Collected data:
______________________________
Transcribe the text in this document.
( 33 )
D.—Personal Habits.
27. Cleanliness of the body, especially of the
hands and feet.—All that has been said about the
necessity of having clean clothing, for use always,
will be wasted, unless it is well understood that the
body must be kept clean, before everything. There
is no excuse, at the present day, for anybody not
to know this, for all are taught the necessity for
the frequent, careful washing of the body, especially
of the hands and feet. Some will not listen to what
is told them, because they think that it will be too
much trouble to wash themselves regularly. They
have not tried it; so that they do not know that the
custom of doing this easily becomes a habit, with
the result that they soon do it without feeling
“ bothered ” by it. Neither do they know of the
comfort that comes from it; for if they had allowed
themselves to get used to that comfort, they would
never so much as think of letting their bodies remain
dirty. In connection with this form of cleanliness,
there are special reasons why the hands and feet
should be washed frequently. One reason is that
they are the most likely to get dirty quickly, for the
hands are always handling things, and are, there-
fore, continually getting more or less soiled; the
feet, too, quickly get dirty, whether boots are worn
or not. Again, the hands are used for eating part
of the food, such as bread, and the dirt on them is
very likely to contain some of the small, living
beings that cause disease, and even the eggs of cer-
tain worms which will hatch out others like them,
______________________________
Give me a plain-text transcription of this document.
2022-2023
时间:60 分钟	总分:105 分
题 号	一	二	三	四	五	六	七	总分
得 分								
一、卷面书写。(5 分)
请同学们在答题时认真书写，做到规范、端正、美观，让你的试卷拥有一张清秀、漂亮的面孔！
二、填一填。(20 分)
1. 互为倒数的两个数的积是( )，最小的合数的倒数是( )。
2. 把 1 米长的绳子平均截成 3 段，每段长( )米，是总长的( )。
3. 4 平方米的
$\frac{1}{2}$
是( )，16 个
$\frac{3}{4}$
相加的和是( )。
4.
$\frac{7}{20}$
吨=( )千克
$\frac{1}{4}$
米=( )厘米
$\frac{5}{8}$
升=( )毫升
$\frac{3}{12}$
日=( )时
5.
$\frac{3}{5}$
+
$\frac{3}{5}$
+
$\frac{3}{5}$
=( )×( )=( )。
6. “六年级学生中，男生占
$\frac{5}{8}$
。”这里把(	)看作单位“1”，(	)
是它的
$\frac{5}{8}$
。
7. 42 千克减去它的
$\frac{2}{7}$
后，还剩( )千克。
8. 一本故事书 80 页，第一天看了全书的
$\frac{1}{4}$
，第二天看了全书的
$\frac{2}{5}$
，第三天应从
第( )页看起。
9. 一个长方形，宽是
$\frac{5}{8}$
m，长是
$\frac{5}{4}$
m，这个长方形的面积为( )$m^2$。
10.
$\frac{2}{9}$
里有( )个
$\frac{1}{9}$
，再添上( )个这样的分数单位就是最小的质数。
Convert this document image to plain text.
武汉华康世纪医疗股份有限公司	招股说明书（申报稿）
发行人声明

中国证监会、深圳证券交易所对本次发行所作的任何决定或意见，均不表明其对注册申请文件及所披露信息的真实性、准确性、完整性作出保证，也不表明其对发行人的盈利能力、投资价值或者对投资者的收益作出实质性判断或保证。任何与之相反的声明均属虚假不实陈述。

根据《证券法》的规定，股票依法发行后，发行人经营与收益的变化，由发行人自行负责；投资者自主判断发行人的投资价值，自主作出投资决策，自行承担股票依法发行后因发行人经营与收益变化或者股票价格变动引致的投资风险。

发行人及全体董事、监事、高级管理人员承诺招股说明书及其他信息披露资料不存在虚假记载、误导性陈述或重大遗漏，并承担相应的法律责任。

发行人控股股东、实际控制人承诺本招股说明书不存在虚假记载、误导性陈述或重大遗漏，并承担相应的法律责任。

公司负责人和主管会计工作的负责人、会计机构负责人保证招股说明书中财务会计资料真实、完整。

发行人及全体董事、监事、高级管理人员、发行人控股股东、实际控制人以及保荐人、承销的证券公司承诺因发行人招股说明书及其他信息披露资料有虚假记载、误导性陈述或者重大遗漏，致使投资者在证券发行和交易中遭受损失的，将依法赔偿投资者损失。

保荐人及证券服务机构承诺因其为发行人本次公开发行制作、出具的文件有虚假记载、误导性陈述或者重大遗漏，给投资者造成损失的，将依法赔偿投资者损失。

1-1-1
______________________________
Given task:
From the entries above, copy every line that holds the word "much".

Answer for this exercise:
much trouble to wash themselves regularly. They
never so much as think of letting their bodies remain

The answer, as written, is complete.